[BEGIN Given data]

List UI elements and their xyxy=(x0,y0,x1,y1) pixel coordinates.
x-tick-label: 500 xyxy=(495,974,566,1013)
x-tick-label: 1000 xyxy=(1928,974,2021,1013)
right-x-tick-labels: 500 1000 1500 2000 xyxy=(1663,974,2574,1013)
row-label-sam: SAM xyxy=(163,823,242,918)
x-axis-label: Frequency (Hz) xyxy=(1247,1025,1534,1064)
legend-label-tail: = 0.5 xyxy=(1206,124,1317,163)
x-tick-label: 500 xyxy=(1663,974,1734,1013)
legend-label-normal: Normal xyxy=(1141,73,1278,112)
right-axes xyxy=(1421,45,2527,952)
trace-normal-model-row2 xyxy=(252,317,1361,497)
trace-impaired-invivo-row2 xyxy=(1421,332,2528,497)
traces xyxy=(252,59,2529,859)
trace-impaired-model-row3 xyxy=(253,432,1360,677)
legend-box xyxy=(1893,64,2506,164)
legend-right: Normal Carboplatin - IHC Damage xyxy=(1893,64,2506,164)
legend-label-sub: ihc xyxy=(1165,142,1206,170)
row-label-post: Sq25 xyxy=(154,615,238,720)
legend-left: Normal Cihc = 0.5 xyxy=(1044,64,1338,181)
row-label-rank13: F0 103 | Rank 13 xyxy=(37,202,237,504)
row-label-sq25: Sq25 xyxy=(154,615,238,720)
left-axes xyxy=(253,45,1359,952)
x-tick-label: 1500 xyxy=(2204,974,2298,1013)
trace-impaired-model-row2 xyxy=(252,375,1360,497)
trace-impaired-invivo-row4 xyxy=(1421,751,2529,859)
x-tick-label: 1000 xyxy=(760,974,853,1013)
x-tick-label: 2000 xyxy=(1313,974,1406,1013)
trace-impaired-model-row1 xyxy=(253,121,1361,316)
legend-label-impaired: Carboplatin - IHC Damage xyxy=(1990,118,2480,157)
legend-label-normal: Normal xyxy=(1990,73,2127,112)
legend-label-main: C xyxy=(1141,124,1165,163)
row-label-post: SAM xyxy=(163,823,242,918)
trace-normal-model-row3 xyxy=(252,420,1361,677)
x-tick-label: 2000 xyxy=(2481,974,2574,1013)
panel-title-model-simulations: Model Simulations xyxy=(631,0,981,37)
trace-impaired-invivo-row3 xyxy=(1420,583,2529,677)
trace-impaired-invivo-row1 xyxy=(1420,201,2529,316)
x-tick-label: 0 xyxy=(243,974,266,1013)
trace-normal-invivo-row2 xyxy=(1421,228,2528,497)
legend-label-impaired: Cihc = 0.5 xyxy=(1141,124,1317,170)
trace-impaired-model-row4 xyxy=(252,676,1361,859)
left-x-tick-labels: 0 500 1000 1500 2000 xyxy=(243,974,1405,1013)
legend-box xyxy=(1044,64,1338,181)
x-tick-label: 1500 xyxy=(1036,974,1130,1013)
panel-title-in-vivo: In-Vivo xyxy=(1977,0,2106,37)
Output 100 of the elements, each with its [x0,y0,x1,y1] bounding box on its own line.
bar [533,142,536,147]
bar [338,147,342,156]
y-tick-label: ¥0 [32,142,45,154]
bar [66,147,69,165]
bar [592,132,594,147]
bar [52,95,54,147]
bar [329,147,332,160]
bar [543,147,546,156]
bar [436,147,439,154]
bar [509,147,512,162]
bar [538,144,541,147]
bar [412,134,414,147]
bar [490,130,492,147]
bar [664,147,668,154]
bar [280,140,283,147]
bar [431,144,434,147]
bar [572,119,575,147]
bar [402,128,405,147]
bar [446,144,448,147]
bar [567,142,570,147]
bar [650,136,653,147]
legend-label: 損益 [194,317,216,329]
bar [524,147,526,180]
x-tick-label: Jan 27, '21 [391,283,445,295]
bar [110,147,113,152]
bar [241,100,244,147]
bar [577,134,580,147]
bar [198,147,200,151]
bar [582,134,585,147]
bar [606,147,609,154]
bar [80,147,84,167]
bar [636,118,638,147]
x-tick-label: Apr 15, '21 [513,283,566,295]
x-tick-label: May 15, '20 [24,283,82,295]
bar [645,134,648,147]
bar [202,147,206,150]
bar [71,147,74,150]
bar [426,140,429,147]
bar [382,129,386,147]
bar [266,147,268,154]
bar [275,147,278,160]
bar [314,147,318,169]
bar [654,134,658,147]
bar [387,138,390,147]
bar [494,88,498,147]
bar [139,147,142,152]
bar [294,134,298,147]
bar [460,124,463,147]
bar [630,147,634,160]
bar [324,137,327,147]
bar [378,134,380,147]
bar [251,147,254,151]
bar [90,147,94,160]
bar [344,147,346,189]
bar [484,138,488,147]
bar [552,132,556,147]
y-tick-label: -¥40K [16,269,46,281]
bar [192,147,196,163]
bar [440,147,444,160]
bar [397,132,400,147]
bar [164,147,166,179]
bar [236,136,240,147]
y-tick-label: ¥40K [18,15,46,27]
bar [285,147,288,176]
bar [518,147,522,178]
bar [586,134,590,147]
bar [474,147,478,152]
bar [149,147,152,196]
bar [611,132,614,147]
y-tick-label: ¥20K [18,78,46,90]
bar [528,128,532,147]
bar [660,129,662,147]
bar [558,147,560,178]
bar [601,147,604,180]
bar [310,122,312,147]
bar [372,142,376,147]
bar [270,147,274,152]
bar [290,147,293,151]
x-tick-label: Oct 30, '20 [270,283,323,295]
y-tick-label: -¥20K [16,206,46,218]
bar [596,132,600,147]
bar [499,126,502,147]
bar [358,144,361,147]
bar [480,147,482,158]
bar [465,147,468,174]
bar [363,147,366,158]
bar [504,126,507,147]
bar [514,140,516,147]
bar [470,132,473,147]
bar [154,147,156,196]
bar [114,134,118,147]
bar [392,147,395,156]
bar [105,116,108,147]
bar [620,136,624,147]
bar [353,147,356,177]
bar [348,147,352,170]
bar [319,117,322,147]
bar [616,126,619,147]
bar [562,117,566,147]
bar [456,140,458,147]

[END Given data]

* Written instruction
Render as a JSON list of strings, one per line, the lines that run from the start of the records through the line with "x-tick-label: 500 xyxy=(1663,974,1734,1013)", both ends included and blank lines omitted.

* Answer to the exercise
[
  "List UI elements and their xyxy=(x0,y0,x1,y1) pixel coordinates.",
  "x-tick-label: 500 xyxy=(495,974,566,1013)",
  "x-tick-label: 1000 xyxy=(1928,974,2021,1013)",
  "right-x-tick-labels: 500 1000 1500 2000 xyxy=(1663,974,2574,1013)",
  "row-label-sam: SAM xyxy=(163,823,242,918)",
  "x-axis-label: Frequency (Hz) xyxy=(1247,1025,1534,1064)",
  "legend-label-tail: = 0.5 xyxy=(1206,124,1317,163)",
  "x-tick-label: 500 xyxy=(1663,974,1734,1013)"
]